■ **Dataset records**

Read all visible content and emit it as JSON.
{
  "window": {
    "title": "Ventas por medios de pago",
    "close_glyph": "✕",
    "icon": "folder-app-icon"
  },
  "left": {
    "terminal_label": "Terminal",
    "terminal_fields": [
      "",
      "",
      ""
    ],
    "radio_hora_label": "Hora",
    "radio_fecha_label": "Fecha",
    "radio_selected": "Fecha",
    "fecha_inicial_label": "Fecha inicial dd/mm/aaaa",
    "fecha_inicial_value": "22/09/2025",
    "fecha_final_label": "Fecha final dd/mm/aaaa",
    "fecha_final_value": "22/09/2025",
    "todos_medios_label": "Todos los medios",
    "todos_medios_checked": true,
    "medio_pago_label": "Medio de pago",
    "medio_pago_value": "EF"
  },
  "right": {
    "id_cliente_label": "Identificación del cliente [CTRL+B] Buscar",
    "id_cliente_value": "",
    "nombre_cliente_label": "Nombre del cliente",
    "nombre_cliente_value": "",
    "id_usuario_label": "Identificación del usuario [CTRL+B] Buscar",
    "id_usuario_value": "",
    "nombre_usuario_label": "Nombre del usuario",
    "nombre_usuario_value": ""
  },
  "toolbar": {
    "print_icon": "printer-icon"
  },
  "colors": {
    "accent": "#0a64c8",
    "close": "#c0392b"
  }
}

■ **Goal**
Output all of the data above without any alteration.

■ **Full solution**
Read all visible content and emit it as JSON.
{
  "window": {
    "title": "Ventas por medios de pago",
    "close_glyph": "✕",
    "icon": "folder-app-icon"
  },
  "left": {
    "terminal_label": "Terminal",
    "terminal_fields": [
      "",
      "",
      ""
    ],
    "radio_hora_label": "Hora",
    "radio_fecha_label": "Fecha",
    "radio_selected": "Fecha",
    "fecha_inicial_label": "Fecha inicial dd/mm/aaaa",
    "fecha_inicial_value": "22/09/2025",
    "fecha_final_label": "Fecha final dd/mm/aaaa",
    "fecha_final_value": "22/09/2025",
    "todos_medios_label": "Todos los medios",
    "todos_medios_checked": true,
    "medio_pago_label": "Medio de pago",
    "medio_pago_value": "EF"
  },
  "right": {
    "id_cliente_label": "Identificación del cliente [CTRL+B] Buscar",
    "id_cliente_value": "",
    "nombre_cliente_label": "Nombre del cliente",
    "nombre_cliente_value": "",
    "id_usuario_label": "Identificación del usuario [CTRL+B] Buscar",
    "id_usuario_value": "",
    "nombre_usuario_label": "Nombre del usuario",
    "nombre_usuario_value": ""
  },
  "toolbar": {
    "print_icon": "printer-icon"
  },
  "colors": {
    "accent": "#0a64c8",
    "close": "#c0392b"
  }
}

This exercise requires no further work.